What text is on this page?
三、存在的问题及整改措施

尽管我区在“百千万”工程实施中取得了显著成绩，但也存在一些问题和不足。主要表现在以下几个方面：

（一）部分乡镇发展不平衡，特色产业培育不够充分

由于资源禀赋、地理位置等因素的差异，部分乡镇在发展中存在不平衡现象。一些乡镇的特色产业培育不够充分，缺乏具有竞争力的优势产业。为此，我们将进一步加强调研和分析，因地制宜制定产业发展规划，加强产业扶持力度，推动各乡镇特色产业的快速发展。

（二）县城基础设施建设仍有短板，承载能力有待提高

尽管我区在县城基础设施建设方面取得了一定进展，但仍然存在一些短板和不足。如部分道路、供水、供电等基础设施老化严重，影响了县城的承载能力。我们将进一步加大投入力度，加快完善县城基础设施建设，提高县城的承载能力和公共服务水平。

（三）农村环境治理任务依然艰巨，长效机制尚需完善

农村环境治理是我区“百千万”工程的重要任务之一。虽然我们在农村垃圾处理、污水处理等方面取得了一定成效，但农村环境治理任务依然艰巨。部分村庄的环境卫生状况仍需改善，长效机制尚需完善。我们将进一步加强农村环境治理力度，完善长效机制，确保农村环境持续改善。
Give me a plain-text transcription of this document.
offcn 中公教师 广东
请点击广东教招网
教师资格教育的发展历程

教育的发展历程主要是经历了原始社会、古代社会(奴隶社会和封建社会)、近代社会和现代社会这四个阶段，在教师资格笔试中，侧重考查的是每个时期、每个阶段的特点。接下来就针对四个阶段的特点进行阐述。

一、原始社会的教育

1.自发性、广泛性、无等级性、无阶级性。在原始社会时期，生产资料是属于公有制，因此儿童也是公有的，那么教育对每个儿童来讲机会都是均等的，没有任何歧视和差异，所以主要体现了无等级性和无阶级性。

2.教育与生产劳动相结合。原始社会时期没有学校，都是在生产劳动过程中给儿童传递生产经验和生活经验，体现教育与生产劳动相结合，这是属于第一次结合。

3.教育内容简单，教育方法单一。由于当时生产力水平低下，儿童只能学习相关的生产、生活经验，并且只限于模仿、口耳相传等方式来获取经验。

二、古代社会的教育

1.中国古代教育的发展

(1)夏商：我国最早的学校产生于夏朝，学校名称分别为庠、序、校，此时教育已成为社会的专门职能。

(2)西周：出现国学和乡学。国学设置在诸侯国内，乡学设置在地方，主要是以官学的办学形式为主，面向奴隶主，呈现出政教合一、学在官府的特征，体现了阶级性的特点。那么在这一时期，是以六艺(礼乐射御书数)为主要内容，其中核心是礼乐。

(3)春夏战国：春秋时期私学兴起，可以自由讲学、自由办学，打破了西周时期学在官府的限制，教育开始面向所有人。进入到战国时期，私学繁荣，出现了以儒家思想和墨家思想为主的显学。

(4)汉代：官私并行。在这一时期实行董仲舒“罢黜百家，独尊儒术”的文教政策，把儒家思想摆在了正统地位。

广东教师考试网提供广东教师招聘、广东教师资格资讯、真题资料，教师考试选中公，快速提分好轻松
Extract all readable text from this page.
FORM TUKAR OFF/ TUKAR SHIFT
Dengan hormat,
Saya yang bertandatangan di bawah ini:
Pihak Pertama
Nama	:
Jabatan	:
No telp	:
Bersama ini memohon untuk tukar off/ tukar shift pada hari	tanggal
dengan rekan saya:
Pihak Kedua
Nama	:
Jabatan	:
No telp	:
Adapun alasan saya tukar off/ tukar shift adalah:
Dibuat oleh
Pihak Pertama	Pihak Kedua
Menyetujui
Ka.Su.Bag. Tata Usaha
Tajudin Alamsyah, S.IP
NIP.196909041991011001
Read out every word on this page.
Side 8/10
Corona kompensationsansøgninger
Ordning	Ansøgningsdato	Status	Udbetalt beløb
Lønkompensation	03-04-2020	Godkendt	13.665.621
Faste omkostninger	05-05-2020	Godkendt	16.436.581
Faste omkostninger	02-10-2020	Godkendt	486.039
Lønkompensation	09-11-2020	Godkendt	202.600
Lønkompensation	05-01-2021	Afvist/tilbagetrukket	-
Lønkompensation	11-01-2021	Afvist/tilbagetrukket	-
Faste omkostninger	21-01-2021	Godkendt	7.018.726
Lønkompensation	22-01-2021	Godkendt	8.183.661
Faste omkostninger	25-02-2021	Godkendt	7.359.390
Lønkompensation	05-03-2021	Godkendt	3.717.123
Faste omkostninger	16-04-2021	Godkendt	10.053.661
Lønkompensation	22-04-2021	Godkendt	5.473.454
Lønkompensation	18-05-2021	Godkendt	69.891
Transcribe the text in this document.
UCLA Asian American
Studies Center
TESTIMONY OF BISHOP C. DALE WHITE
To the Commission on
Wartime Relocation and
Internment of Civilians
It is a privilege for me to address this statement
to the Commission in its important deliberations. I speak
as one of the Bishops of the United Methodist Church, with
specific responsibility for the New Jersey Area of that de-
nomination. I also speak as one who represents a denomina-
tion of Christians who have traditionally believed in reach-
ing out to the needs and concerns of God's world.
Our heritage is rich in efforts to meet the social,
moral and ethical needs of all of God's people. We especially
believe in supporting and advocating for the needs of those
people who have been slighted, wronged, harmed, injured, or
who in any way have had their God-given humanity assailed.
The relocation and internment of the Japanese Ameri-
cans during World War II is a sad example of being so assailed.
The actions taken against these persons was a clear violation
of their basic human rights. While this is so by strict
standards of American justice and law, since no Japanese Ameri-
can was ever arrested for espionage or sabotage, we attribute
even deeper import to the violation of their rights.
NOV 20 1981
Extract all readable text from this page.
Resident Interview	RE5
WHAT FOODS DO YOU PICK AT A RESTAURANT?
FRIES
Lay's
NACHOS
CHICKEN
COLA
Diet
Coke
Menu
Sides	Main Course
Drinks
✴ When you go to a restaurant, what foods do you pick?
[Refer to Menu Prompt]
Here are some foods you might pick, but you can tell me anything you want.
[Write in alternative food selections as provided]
════════════════
* Aim of the task
Show the data once more, exactly as it was written.

* Output of the exercise
What text is on this page?
三、存在的问题及整改措施

尽管我区在“百千万”工程实施中取得了显著成绩，但也存在一些问题和不足。主要表现在以下几个方面：

（一）部分乡镇发展不平衡，特色产业培育不够充分

由于资源禀赋、地理位置等因素的差异，部分乡镇在发展中存在不平衡现象。一些乡镇的特色产业培育不够充分，缺乏具有竞争力的优势产业。为此，我们将进一步加强调研和分析，因地制宜制定产业发展规划，加强产业扶持力度，推动各乡镇特色产业的快速发展。

（二）县城基础设施建设仍有短板，承载能力有待提高

尽管我区在县城基础设施建设方面取得了一定进展，但仍然存在一些短板和不足。如部分道路、供水、供电等基础设施老化严重，影响了县城的承载能力。我们将进一步加大投入力度，加快完善县城基础设施建设，提高县城的承载能力和公共服务水平。

（三）农村环境治理任务依然艰巨，长效机制尚需完善

农村环境治理是我区“百千万”工程的重要任务之一。虽然我们在农村垃圾处理、污水处理等方面取得了一定成效，但农村环境治理任务依然艰巨。部分村庄的环境卫生状况仍需改善，长效机制尚需完善。我们将进一步加强农村环境治理力度，完善长效机制，确保农村环境持续改善。
Give me a plain-text transcription of this document.
offcn 中公教师 广东
请点击广东教招网
教师资格教育的发展历程

教育的发展历程主要是经历了原始社会、古代社会(奴隶社会和封建社会)、近代社会和现代社会这四个阶段，在教师资格笔试中，侧重考查的是每个时期、每个阶段的特点。接下来就针对四个阶段的特点进行阐述。

一、原始社会的教育

1.自发性、广泛性、无等级性、无阶级性。在原始社会时期，生产资料是属于公有制，因此儿童也是公有的，那么教育对每个儿童来讲机会都是均等的，没有任何歧视和差异，所以主要体现了无等级性和无阶级性。

2.教育与生产劳动相结合。原始社会时期没有学校，都是在生产劳动过程中给儿童传递生产经验和生活经验，体现教育与生产劳动相结合，这是属于第一次结合。

3.教育内容简单，教育方法单一。由于当时生产力水平低下，儿童只能学习相关的生产、生活经验，并且只限于模仿、口耳相传等方式来获取经验。

二、古代社会的教育

1.中国古代教育的发展

(1)夏商：我国最早的学校产生于夏朝，学校名称分别为庠、序、校，此时教育已成为社会的专门职能。

(2)西周：出现国学和乡学。国学设置在诸侯国内，乡学设置在地方，主要是以官学的办学形式为主，面向奴隶主，呈现出政教合一、学在官府的特征，体现了阶级性的特点。那么在这一时期，是以六艺(礼乐射御书数)为主要内容，其中核心是礼乐。

(3)春夏战国：春秋时期私学兴起，可以自由讲学、自由办学，打破了西周时期学在官府的限制，教育开始面向所有人。进入到战国时期，私学繁荣，出现了以儒家思想和墨家思想为主的显学。

(4)汉代：官私并行。在这一时期实行董仲舒“罢黜百家，独尊儒术”的文教政策，把儒家思想摆在了正统地位。

广东教师考试网提供广东教师招聘、广东教师资格资讯、真题资料，教师考试选中公，快速提分好轻松
Extract all readable text from this page.
FORM TUKAR OFF/ TUKAR SHIFT
Dengan hormat,
Saya yang bertandatangan di bawah ini:
Pihak Pertama
Nama	:
Jabatan	:
No telp	:
Bersama ini memohon untuk tukar off/ tukar shift pada hari	tanggal
dengan rekan saya:
Pihak Kedua
Nama	:
Jabatan	:
No telp	:
Adapun alasan saya tukar off/ tukar shift adalah:
Dibuat oleh
Pihak Pertama	Pihak Kedua
Menyetujui
Ka.Su.Bag. Tata Usaha
Tajudin Alamsyah, S.IP
NIP.196909041991011001
Read out every word on this page.
Side 8/10
Corona kompensationsansøgninger
Ordning	Ansøgningsdato	Status	Udbetalt beløb
Lønkompensation	03-04-2020	Godkendt	13.665.621
Faste omkostninger	05-05-2020	Godkendt	16.436.581
Faste omkostninger	02-10-2020	Godkendt	486.039
Lønkompensation	09-11-2020	Godkendt	202.600
Lønkompensation	05-01-2021	Afvist/tilbagetrukket	-
Lønkompensation	11-01-2021	Afvist/tilbagetrukket	-
Faste omkostninger	21-01-2021	Godkendt	7.018.726
Lønkompensation	22-01-2021	Godkendt	8.183.661
Faste omkostninger	25-02-2021	Godkendt	7.359.390
Lønkompensation	05-03-2021	Godkendt	3.717.123
Faste omkostninger	16-04-2021	Godkendt	10.053.661
Lønkompensation	22-04-2021	Godkendt	5.473.454
Lønkompensation	18-05-2021	Godkendt	69.891
Transcribe the text in this document.
UCLA Asian American
Studies Center
TESTIMONY OF BISHOP C. DALE WHITE
To the Commission on
Wartime Relocation and
Internment of Civilians
It is a privilege for me to address this statement
to the Commission in its important deliberations. I speak
as one of the Bishops of the United Methodist Church, with
specific responsibility for the New Jersey Area of that de-
nomination. I also speak as one who represents a denomina-
tion of Christians who have traditionally believed in reach-
ing out to the needs and concerns of God's world.
Our heritage is rich in efforts to meet the social,
moral and ethical needs of all of God's people. We especially
believe in supporting and advocating for the needs of those
people who have been slighted, wronged, harmed, injured, or
who in any way have had their God-given humanity assailed.
The relocation and internment of the Japanese Ameri-
cans during World War II is a sad example of being so assailed.
The actions taken against these persons was a clear violation
of their basic human rights. While this is so by strict
standards of American justice and law, since no Japanese Ameri-
can was ever arrested for espionage or sabotage, we attribute
even deeper import to the violation of their rights.
NOV 20 1981
Extract all readable text from this page.
Resident Interview	RE5
WHAT FOODS DO YOU PICK AT A RESTAURANT?
FRIES
Lay's
NACHOS
CHICKEN
COLA
Diet
Coke
Menu
Sides	Main Course
Drinks
✴ When you go to a restaurant, what foods do you pick?
[Refer to Menu Prompt]
Here are some foods you might pick, but you can tell me anything you want.
[Write in alternative food selections as provided]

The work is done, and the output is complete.